PROBLEM DESCRIPTION ->
Here are some records; return them all exactly.
++++++++++++++++++++
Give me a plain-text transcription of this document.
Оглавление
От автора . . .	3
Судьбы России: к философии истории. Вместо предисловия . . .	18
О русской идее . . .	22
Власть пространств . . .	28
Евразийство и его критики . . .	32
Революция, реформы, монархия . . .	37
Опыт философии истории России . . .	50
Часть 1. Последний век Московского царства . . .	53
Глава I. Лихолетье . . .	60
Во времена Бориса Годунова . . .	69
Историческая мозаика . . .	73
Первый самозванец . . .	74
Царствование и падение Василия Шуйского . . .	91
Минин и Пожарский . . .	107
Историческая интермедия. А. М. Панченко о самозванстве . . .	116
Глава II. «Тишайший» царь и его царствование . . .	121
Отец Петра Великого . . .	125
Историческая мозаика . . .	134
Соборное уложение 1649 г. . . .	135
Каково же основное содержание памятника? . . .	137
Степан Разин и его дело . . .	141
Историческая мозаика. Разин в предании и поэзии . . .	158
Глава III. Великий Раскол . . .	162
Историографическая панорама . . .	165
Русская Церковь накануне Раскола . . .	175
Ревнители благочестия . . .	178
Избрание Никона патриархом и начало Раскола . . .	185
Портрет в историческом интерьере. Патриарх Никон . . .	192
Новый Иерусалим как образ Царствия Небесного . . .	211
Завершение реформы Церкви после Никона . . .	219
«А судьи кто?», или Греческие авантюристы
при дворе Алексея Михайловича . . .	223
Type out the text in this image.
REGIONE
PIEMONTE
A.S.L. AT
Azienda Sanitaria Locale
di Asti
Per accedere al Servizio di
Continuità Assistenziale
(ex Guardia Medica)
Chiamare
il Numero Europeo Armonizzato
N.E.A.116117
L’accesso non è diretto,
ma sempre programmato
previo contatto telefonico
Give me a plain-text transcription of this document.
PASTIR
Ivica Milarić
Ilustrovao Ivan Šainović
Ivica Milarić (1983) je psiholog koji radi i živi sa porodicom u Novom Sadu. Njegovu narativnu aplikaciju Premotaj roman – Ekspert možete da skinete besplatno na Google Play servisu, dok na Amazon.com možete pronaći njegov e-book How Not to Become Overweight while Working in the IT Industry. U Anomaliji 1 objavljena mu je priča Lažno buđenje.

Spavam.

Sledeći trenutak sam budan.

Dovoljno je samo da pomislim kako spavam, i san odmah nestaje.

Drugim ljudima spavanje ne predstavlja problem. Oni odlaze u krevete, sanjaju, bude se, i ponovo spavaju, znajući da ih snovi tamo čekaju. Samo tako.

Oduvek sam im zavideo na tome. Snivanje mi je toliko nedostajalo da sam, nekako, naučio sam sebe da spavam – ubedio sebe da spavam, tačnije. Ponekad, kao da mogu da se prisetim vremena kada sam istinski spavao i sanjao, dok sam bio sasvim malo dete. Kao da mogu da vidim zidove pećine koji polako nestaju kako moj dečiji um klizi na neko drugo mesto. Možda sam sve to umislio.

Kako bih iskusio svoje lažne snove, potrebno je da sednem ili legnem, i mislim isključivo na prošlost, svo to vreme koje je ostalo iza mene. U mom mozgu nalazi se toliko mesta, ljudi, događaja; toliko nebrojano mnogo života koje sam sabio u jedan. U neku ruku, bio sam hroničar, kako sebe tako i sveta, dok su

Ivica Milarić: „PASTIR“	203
++++++++++++++++++++
EXPECTED ANSWER ->
Give me a plain-text transcription of this document.
Оглавление
От автора . . .	3
Судьбы России: к философии истории. Вместо предисловия . . .	18
О русской идее . . .	22
Власть пространств . . .	28
Евразийство и его критики . . .	32
Революция, реформы, монархия . . .	37
Опыт философии истории России . . .	50
Часть 1. Последний век Московского царства . . .	53
Глава I. Лихолетье . . .	60
Во времена Бориса Годунова . . .	69
Историческая мозаика . . .	73
Первый самозванец . . .	74
Царствование и падение Василия Шуйского . . .	91
Минин и Пожарский . . .	107
Историческая интермедия. А. М. Панченко о самозванстве . . .	116
Глава II. «Тишайший» царь и его царствование . . .	121
Отец Петра Великого . . .	125
Историческая мозаика . . .	134
Соборное уложение 1649 г. . . .	135
Каково же основное содержание памятника? . . .	137
Степан Разин и его дело . . .	141
Историческая мозаика. Разин в предании и поэзии . . .	158
Глава III. Великий Раскол . . .	162
Историографическая панорама . . .	165
Русская Церковь накануне Раскола . . .	175
Ревнители благочестия . . .	178
Избрание Никона патриархом и начало Раскола . . .	185
Портрет в историческом интерьере. Патриарх Никон . . .	192
Новый Иерусалим как образ Царствия Небесного . . .	211
Завершение реформы Церкви после Никона . . .	219
«А судьи кто?», или Греческие авантюристы
при дворе Алексея Михайловича . . .	223
Type out the text in this image.
REGIONE
PIEMONTE
A.S.L. AT
Azienda Sanitaria Locale
di Asti
Per accedere al Servizio di
Continuità Assistenziale
(ex Guardia Medica)
Chiamare
il Numero Europeo Armonizzato
N.E.A.116117
L’accesso non è diretto,
ma sempre programmato
previo contatto telefonico
Give me a plain-text transcription of this document.
PASTIR
Ivica Milarić
Ilustrovao Ivan Šainović
Ivica Milarić (1983) je psiholog koji radi i živi sa porodicom u Novom Sadu. Njegovu narativnu aplikaciju Premotaj roman – Ekspert možete da skinete besplatno na Google Play servisu, dok na Amazon.com možete pronaći njegov e-book How Not to Become Overweight while Working in the IT Industry. U Anomaliji 1 objavljena mu je priča Lažno buđenje.

Spavam.

Sledeći trenutak sam budan.

Dovoljno je samo da pomislim kako spavam, i san odmah nestaje.

Drugim ljudima spavanje ne predstavlja problem. Oni odlaze u krevete, sanjaju, bude se, i ponovo spavaju, znajući da ih snovi tamo čekaju. Samo tako.

Oduvek sam im zavideo na tome. Snivanje mi je toliko nedostajalo da sam, nekako, naučio sam sebe da spavam – ubedio sebe da spavam, tačnije. Ponekad, kao da mogu da se prisetim vremena kada sam istinski spavao i sanjao, dok sam bio sasvim malo dete. Kao da mogu da vidim zidove pećine koji polako nestaju kako moj dečiji um klizi na neko drugo mesto. Možda sam sve to umislio.

Kako bih iskusio svoje lažne snove, potrebno je da sednem ili legnem, i mislim isključivo na prošlost, svo to vreme koje je ostalo iza mene. U mom mozgu nalazi se toliko mesta, ljudi, događaja; toliko nebrojano mnogo života koje sam sabio u jedan. U neku ruku, bio sam hroničar, kako sebe tako i sveta, dok su

Ivica Milarić: „PASTIR“	203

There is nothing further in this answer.